**Extrait de page**
S’agissant de la première demande du Nicaragua, la Cour examine en particulier les points
de vue opposés exprimés par les Parties dans des déclarations faites par leurs plus hauts
représentants sur la question de leurs droits respectifs dans les espaces maritimes visés par l’arrêt
de 2012, les incidents mettant en cause des navires ou aéronefs colombiens qui se seraient produits
en mer dans lesdits espaces, et les positions divergentes des Parties par rapport aux implications,

sur l’étendue de leurs espaces maritimes respectifs, du décret colombien portant création d’une
«zone contiguë unique». La Cour note à cet égard que la Colombie ne se défend pas d’avoir
continué à exercer sa juridiction dans les espaces maritimes que le Nicaragua considère comme
siens sur le fondement de l’arrêt de 2012. La Cour déduit de cet examen que, à la date du dépôt de
la requête, il existait un différend relatif à de prétendues violations par la Colombie des droits du
Nicaragua dans les zones maritimes dont celui-ci affirme qu’elles lui ont été reconnues par l’arrêt
de 2012.

S’agissant de la seconde demande du Nicaragua, la Cour relève que rien dans les éléments de
preuve produits ne laisse entendre que le Nicaragua avait indiqué que la Colombie avait manqué à
ses obligations au titre du paragraphe 4 de l’article 2 de la Charte des Nations Unies ou du droit
international coutumier en matière de recours à la menace ou à l’emploi de la force.

A la lumière des considérations qui précèdent, la Cour considère que la deuxième exception

préliminaire de la Colombie doit être rejetée en ce qu’elle a trait à la première demande du
Nicaragua, et accueillie en ce qu’elle a trait à la seconde.

**Tâches de l'exercice**
- A) Énumérez les points que, selon l'extrait sur le différend entre le Nicaragua et la Colombie, la Cour examine en particulier au sujet de la première demande du Nicaragua.
- B) Prolongez l'extrait sur le différend entre le Nicaragua et la Colombie en reprenant juste après sa dernière phrase.

**Données fournies**
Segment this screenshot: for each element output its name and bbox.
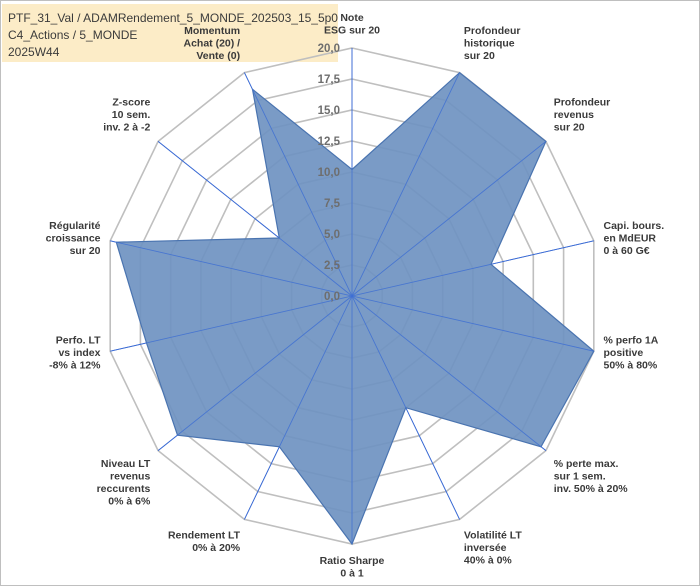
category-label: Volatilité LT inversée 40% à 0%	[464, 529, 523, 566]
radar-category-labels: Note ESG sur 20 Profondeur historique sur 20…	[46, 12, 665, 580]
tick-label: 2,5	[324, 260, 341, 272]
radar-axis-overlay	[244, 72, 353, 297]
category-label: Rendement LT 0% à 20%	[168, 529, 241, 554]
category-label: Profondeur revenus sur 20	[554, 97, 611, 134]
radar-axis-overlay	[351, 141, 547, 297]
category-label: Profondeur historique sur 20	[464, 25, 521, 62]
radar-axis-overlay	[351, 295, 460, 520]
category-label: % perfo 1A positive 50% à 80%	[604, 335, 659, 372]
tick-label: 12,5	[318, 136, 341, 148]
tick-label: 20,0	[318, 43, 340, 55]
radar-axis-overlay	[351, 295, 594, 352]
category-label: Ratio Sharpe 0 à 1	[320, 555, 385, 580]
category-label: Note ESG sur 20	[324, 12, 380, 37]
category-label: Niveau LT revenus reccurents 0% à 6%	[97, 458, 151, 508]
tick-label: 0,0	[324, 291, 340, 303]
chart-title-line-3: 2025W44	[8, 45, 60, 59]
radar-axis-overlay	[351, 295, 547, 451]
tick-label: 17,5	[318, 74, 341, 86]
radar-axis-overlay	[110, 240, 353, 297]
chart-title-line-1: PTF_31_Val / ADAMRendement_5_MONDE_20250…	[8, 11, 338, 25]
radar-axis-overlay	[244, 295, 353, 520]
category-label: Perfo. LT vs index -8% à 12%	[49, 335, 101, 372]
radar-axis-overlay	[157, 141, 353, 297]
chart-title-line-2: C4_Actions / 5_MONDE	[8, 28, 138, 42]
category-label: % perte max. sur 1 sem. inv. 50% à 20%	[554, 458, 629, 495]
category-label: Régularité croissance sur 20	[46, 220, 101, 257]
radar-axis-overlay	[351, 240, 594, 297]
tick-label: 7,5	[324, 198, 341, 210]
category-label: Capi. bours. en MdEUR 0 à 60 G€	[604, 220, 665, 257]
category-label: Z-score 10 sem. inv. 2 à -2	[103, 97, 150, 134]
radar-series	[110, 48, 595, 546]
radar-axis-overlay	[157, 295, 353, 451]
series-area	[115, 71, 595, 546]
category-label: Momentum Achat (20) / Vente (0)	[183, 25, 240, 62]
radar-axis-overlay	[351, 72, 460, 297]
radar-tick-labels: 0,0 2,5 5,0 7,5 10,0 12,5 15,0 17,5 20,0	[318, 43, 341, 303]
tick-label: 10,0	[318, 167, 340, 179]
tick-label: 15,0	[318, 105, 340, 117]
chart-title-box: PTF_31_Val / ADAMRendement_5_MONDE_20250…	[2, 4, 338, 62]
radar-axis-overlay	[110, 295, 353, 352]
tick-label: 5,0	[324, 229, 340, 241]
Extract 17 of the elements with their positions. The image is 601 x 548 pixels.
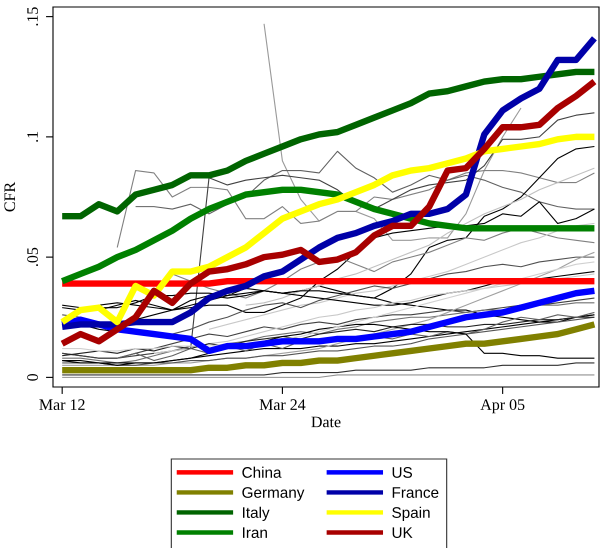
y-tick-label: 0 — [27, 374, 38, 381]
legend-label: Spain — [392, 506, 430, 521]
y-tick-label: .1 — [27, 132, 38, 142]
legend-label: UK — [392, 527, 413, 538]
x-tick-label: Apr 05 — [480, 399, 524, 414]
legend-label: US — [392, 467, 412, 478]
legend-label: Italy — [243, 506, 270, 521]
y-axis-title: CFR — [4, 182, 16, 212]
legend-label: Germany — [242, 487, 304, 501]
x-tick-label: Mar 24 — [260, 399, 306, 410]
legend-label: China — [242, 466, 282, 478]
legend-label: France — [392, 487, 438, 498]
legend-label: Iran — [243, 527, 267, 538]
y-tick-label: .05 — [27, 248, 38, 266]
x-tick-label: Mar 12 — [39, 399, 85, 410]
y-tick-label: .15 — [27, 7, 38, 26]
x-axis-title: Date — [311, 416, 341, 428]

**Résultats de l'exercice**
- A)
- Les points de vue opposés exprimés par les Parties, dans des déclarations de leurs plus hauts représentants, sur leurs droits respectifs dans les espaces maritimes visés par l'arrêt de 2012
- Les incidents mettant en cause des navires ou aéronefs colombiens qui se seraient produits en mer dans lesdits espaces
- Les positions divergentes des Parties sur les implications, pour l'étendue de leurs espaces maritimes respectifs, du décret colombien portant création d'une «zone contiguë unique»

- B)
3. T ROISIÈME EXCEPTION PRÉLIMINAIRE

Par sa troisième exception, la Colombie affirme que la Cour n’a pas davantage de

compétence au titre du pacte de Bogotá parce qu’au moment du dépôt de la requête, les Parties
n’étaient pas d’avis que le prétendu différend «ne pou[v]ait être résolu au moyen de négociations
directes suivant les voies diplomatiques ordinaires». Or, il s’agit là, selon la Colombie, d’une
condition exigée par l’article II du pacte pour recourir aux procédures de règlement des différends
établies dans celui-ci.

La Cour recherche si les éléments de preuve soumis démontrent que, à la date du dépôt de la

requête du Nicaragua, aucune des deux Parties ne pouvait soutenir de manière plausible que le
différend qui les opposait pouvait être résolu au moyen de négociations directes. Elle constate que
si, par divers échanges qu’ont eus leurs chefs d’Etat depuis le prononcé de l’arrêt de 2012, l’une et
l’autre des Parties avaient indiqué être prêtes à engager un dialogue pour examiner certaines
questions soulevées par la Colombie conséquemment à l’arrêt, l’objet des négociations différait de - 4 -

l’objet du différend. En outre, rien dans le dossier n’indique que les Parties avaient envisagé, ou

étaient en mesure, de tenir des négociations en vue de régler le différend en question.

Compte tenu de ce qui précède, la Cour conclut que, à la date à laquelle le Nicaragua a
déposé sa requête, la condition énoncée à l’article II était remplie. La troisième exception
préliminaire de la Colombie doit donc être rejetée.

4. Q UATRIÈME EXCEPTION PRÉLIMINAIRE

Dans sa quatrième exception, la Colombie conteste l’affirmation du Nicaragua selon laquelle
la Cour disposerait d’un «pouvoir inhérent» lui permettant de se prononcer sur la non-exécution
alléguée d’un arrêt rendu par elle.

La Cour relève que c’est à titre subsidiaire que le Nicaragua invoque un tel «pouvoir
inhérent», pour établir sa compétence en l’espèce. Dès lors qu’elle a fondé sa compétence sur
l’article XXXI du pacte de Bogotá, elle considère qu’il n’est pas nécessaire d’examiner cet
argument. Par conséquent, il n’y a pas lieu pour la Cour de se prononcer sur la quatrième
exception préliminaire de la Colombie.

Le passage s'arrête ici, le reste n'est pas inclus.